§ **What the exercise asks**
Provide the number of lines where the word "this" occurs, and no other text.

§ **Extracted records**

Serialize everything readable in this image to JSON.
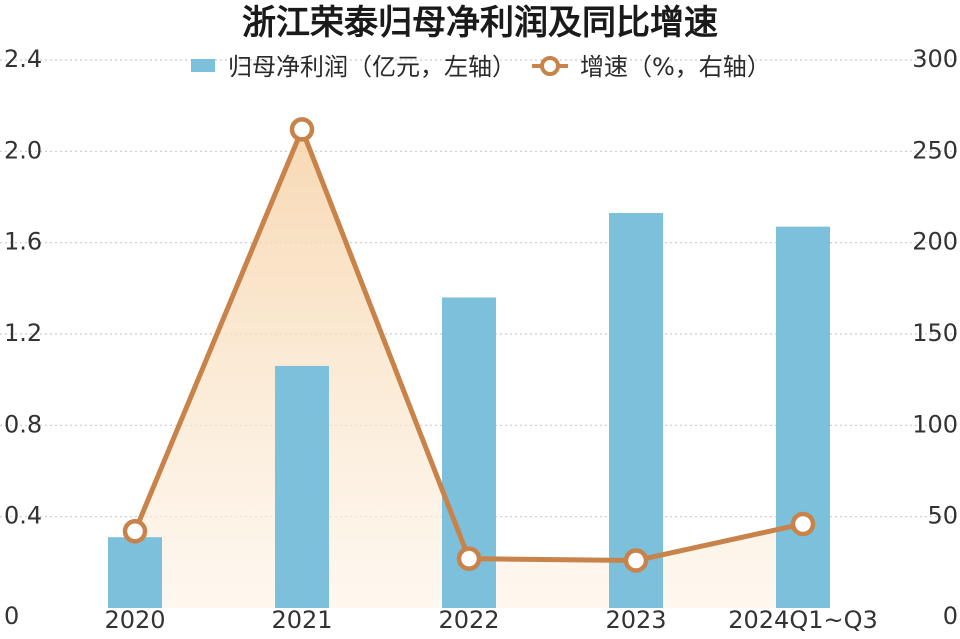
{
  "chart_data": {
    "type": "bar",
    "title": "浙江荣泰归母净利润及同比增速",
    "categories": [
      "2020",
      "2021",
      "2022",
      "2023",
      "2024Q1~Q3"
    ],
    "series": [
      {
        "name": "归母净利润（亿元，左轴）",
        "type": "bar",
        "axis": "left",
        "color": "#7cc0dc",
        "values": [
          0.31,
          1.06,
          1.36,
          1.73,
          1.67
        ]
      },
      {
        "name": "增速（%，右轴）",
        "type": "line",
        "axis": "right",
        "color": "#c8834a",
        "values": [
          42,
          262,
          27,
          26,
          46
        ]
      }
    ],
    "y_left": {
      "range": [
        0,
        2.4
      ],
      "ticks": [
        "0",
        "0.4",
        "0.8",
        "1.2",
        "1.6",
        "2.0",
        "2.4"
      ]
    },
    "y_right": {
      "range": [
        0,
        300
      ],
      "ticks": [
        "0",
        "50",
        "100",
        "150",
        "200",
        "250",
        "300"
      ]
    },
    "grid": true,
    "legend_position": "top-center",
    "area_fill_color": "#f7d9b4"
  }
}
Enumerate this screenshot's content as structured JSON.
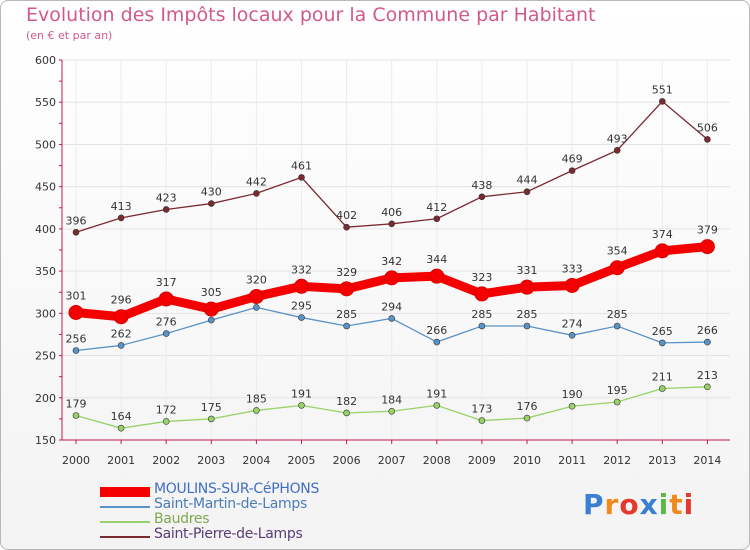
{
  "header": {
    "title": "Evolution des Impôts locaux pour la Commune par Habitant",
    "subtitle": "(en € et par an)"
  },
  "logo": {
    "text": "Proxiti"
  },
  "colors": {
    "title": "#d05a8c",
    "axis": "#c2185b",
    "grid": "#e2e2e2"
  },
  "chart_data": {
    "type": "line",
    "title": "Evolution des Impôts locaux pour la Commune par Habitant",
    "subtitle": "(en € et par an)",
    "x": [
      "2000",
      "2001",
      "2002",
      "2003",
      "2004",
      "2005",
      "2006",
      "2007",
      "2008",
      "2009",
      "2010",
      "2011",
      "2012",
      "2013",
      "2014"
    ],
    "ylim": [
      150,
      600
    ],
    "yticks": [
      150,
      200,
      250,
      300,
      350,
      400,
      450,
      500,
      550,
      600
    ],
    "grid": true,
    "legend": "bottom-left",
    "series": [
      {
        "name": "MOULINS-SUR-CéPHONS",
        "color": "#f40000",
        "legend_color": "#3f6fc5",
        "style": "thick",
        "values": [
          301,
          296,
          317,
          305,
          320,
          332,
          329,
          342,
          344,
          323,
          331,
          333,
          354,
          374,
          379
        ]
      },
      {
        "name": "Saint-Martin-de-Lamps",
        "color": "#5a93c8",
        "legend_color": "#4a7db8",
        "style": "thin",
        "values": [
          256,
          262,
          276,
          292,
          307,
          295,
          285,
          294,
          266,
          285,
          285,
          274,
          285,
          265,
          266
        ]
      },
      {
        "name": "Baudres",
        "color": "#97d167",
        "legend_color": "#7ea84f",
        "style": "thin",
        "values": [
          179,
          164,
          172,
          175,
          185,
          191,
          182,
          184,
          191,
          173,
          176,
          190,
          195,
          211,
          213
        ]
      },
      {
        "name": "Saint-Pierre-de-Lamps",
        "color": "#7b2a31",
        "legend_color": "#5a3d75",
        "style": "thin",
        "values": [
          396,
          413,
          423,
          430,
          442,
          461,
          402,
          406,
          412,
          438,
          444,
          469,
          493,
          551,
          506
        ]
      }
    ],
    "data_labels": {
      "MOULINS-SUR-CéPHONS": [
        "301",
        "296",
        "317",
        "305",
        "320",
        "332",
        "329",
        "342",
        "344",
        "323",
        "331",
        "333",
        "354",
        "374",
        "379"
      ],
      "Saint-Martin-de-Lamps": [
        "256",
        "262",
        "276",
        "292",
        "307",
        "295",
        "285",
        "294",
        "266",
        "285",
        "285",
        "274",
        "285",
        "265",
        "266"
      ],
      "Baudres": [
        "179",
        "164",
        "172",
        "175",
        "185",
        "191",
        "182",
        "184",
        "191",
        "173",
        "176",
        "190",
        "195",
        "211",
        "213"
      ],
      "Saint-Pierre-de-Lamps": [
        "396",
        "413",
        "423",
        "430",
        "442",
        "461",
        "402",
        "406",
        "412",
        "438",
        "444",
        "469",
        "493",
        "551",
        "506"
      ]
    },
    "label_visibility": {
      "Saint-Martin-de-Lamps": [
        true,
        true,
        true,
        false,
        false,
        true,
        true,
        true,
        true,
        true,
        true,
        true,
        true,
        true,
        true
      ]
    }
  }
}
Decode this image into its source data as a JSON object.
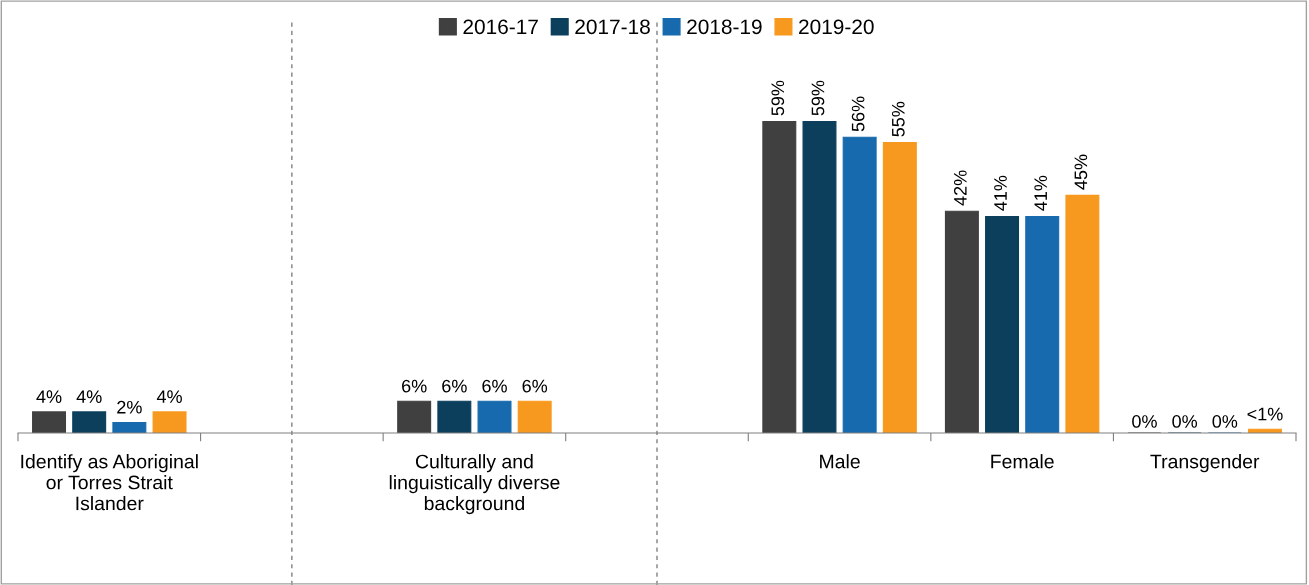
{
  "chart_data": {
    "type": "bar",
    "categories": [
      "Identify as Aboriginal or Torres Strait Islander",
      null,
      "Culturally and linguistically diverse background",
      null,
      "Male",
      "Female",
      "Transgender"
    ],
    "series": [
      {
        "name": "2016-17",
        "color": "#404040",
        "values": [
          4,
          null,
          6,
          null,
          59,
          42,
          0
        ],
        "value_labels": [
          "4%",
          null,
          "6%",
          null,
          "59%",
          "42%",
          "0%"
        ]
      },
      {
        "name": "2017-18",
        "color": "#0b3f5c",
        "values": [
          4,
          null,
          6,
          null,
          59,
          41,
          0
        ],
        "value_labels": [
          "4%",
          null,
          "6%",
          null,
          "59%",
          "41%",
          "0%"
        ]
      },
      {
        "name": "2018-19",
        "color": "#176aad",
        "values": [
          2,
          null,
          6,
          null,
          56,
          41,
          0
        ],
        "value_labels": [
          "2%",
          null,
          "6%",
          null,
          "56%",
          "41%",
          "0%"
        ]
      },
      {
        "name": "2019-20",
        "color": "#f7991f",
        "values": [
          4,
          null,
          6,
          null,
          55,
          45,
          0.7
        ],
        "value_labels": [
          "4%",
          null,
          "6%",
          null,
          "55%",
          "45%",
          "<1%"
        ]
      }
    ],
    "ylim": [
      0,
      82
    ],
    "legend": "top"
  }
}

§ **Solution to the problem**
3